#### [Records to process]
········

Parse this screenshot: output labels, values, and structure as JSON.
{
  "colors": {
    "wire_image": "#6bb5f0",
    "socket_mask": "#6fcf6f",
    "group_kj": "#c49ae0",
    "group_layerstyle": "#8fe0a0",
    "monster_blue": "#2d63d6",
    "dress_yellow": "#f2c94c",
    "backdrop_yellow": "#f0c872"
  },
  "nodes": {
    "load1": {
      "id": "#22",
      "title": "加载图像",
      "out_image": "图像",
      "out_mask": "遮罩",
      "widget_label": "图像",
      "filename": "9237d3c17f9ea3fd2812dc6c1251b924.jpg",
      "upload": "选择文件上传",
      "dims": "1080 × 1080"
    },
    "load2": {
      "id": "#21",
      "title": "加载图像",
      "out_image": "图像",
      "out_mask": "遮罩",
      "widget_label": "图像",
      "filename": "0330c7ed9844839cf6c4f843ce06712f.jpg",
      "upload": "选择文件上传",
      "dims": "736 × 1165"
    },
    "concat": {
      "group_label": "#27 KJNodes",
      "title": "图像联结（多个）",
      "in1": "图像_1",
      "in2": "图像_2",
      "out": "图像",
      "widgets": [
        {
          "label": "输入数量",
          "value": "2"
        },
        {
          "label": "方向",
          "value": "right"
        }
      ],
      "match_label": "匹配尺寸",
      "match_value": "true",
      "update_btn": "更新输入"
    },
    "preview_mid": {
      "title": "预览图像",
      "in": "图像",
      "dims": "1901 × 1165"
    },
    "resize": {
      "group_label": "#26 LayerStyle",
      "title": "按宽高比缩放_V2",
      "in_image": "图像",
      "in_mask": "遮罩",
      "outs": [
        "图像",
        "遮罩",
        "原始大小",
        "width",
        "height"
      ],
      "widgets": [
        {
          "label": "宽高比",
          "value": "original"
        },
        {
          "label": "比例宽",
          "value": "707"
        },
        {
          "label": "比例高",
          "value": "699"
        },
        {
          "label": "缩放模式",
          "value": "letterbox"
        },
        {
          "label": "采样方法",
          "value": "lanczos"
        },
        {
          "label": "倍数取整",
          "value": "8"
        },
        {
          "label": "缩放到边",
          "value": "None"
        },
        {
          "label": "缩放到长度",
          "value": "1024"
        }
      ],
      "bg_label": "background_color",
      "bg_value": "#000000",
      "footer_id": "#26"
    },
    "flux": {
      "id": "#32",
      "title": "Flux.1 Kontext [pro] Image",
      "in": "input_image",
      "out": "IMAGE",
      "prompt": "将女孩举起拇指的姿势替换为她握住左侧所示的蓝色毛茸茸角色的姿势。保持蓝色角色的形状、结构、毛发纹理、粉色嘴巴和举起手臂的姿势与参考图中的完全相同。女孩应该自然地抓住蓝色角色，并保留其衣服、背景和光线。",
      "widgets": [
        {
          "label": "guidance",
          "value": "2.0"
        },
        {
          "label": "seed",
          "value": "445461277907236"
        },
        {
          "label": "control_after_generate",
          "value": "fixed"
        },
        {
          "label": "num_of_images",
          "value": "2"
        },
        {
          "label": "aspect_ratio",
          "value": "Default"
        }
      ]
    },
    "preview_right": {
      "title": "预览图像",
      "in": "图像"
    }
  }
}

········

#### [Task details]
Print all of the data exactly as it was given.

#### [Task response]
Parse this screenshot: output labels, values, and structure as JSON.
{
  "colors": {
    "wire_image": "#6bb5f0",
    "socket_mask": "#6fcf6f",
    "group_kj": "#c49ae0",
    "group_layerstyle": "#8fe0a0",
    "monster_blue": "#2d63d6",
    "dress_yellow": "#f2c94c",
    "backdrop_yellow": "#f0c872"
  },
  "nodes": {
    "load1": {
      "id": "#22",
      "title": "加载图像",
      "out_image": "图像",
      "out_mask": "遮罩",
      "widget_label": "图像",
      "filename": "9237d3c17f9ea3fd2812dc6c1251b924.jpg",
      "upload": "选择文件上传",
      "dims": "1080 × 1080"
    },
    "load2": {
      "id": "#21",
      "title": "加载图像",
      "out_image": "图像",
      "out_mask": "遮罩",
      "widget_label": "图像",
      "filename": "0330c7ed9844839cf6c4f843ce06712f.jpg",
      "upload": "选择文件上传",
      "dims": "736 × 1165"
    },
    "concat": {
      "group_label": "#27 KJNodes",
      "title": "图像联结（多个）",
      "in1": "图像_1",
      "in2": "图像_2",
      "out": "图像",
      "widgets": [
        {
          "label": "输入数量",
          "value": "2"
        },
        {
          "label": "方向",
          "value": "right"
        }
      ],
      "match_label": "匹配尺寸",
      "match_value": "true",
      "update_btn": "更新输入"
    },
    "preview_mid": {
      "title": "预览图像",
      "in": "图像",
      "dims": "1901 × 1165"
    },
    "resize": {
      "group_label": "#26 LayerStyle",
      "title": "按宽高比缩放_V2",
      "in_image": "图像",
      "in_mask": "遮罩",
      "outs": [
        "图像",
        "遮罩",
        "原始大小",
        "width",
        "height"
      ],
      "widgets": [
        {
          "label": "宽高比",
          "value": "original"
        },
        {
          "label": "比例宽",
          "value": "707"
        },
        {
          "label": "比例高",
          "value": "699"
        },
        {
          "label": "缩放模式",
          "value": "letterbox"
        },
        {
          "label": "采样方法",
          "value": "lanczos"
        },
        {
          "label": "倍数取整",
          "value": "8"
        },
        {
          "label": "缩放到边",
          "value": "None"
        },
        {
          "label": "缩放到长度",
          "value": "1024"
        }
      ],
      "bg_label": "background_color",
      "bg_value": "#000000",
      "footer_id": "#26"
    },
    "flux": {
      "id": "#32",
      "title": "Flux.1 Kontext [pro] Image",
      "in": "input_image",
      "out": "IMAGE",
      "prompt": "将女孩举起拇指的姿势替换为她握住左侧所示的蓝色毛茸茸角色的姿势。保持蓝色角色的形状、结构、毛发纹理、粉色嘴巴和举起手臂的姿势与参考图中的完全相同。女孩应该自然地抓住蓝色角色，并保留其衣服、背景和光线。",
      "widgets": [
        {
          "label": "guidance",
          "value": "2.0"
        },
        {
          "label": "seed",
          "value": "445461277907236"
        },
        {
          "label": "control_after_generate",
          "value": "fixed"
        },
        {
          "label": "num_of_images",
          "value": "2"
        },
        {
          "label": "aspect_ratio",
          "value": "Default"
        }
      ]
    },
    "preview_right": {
      "title": "预览图像",
      "in": "图像"
    }
  }
}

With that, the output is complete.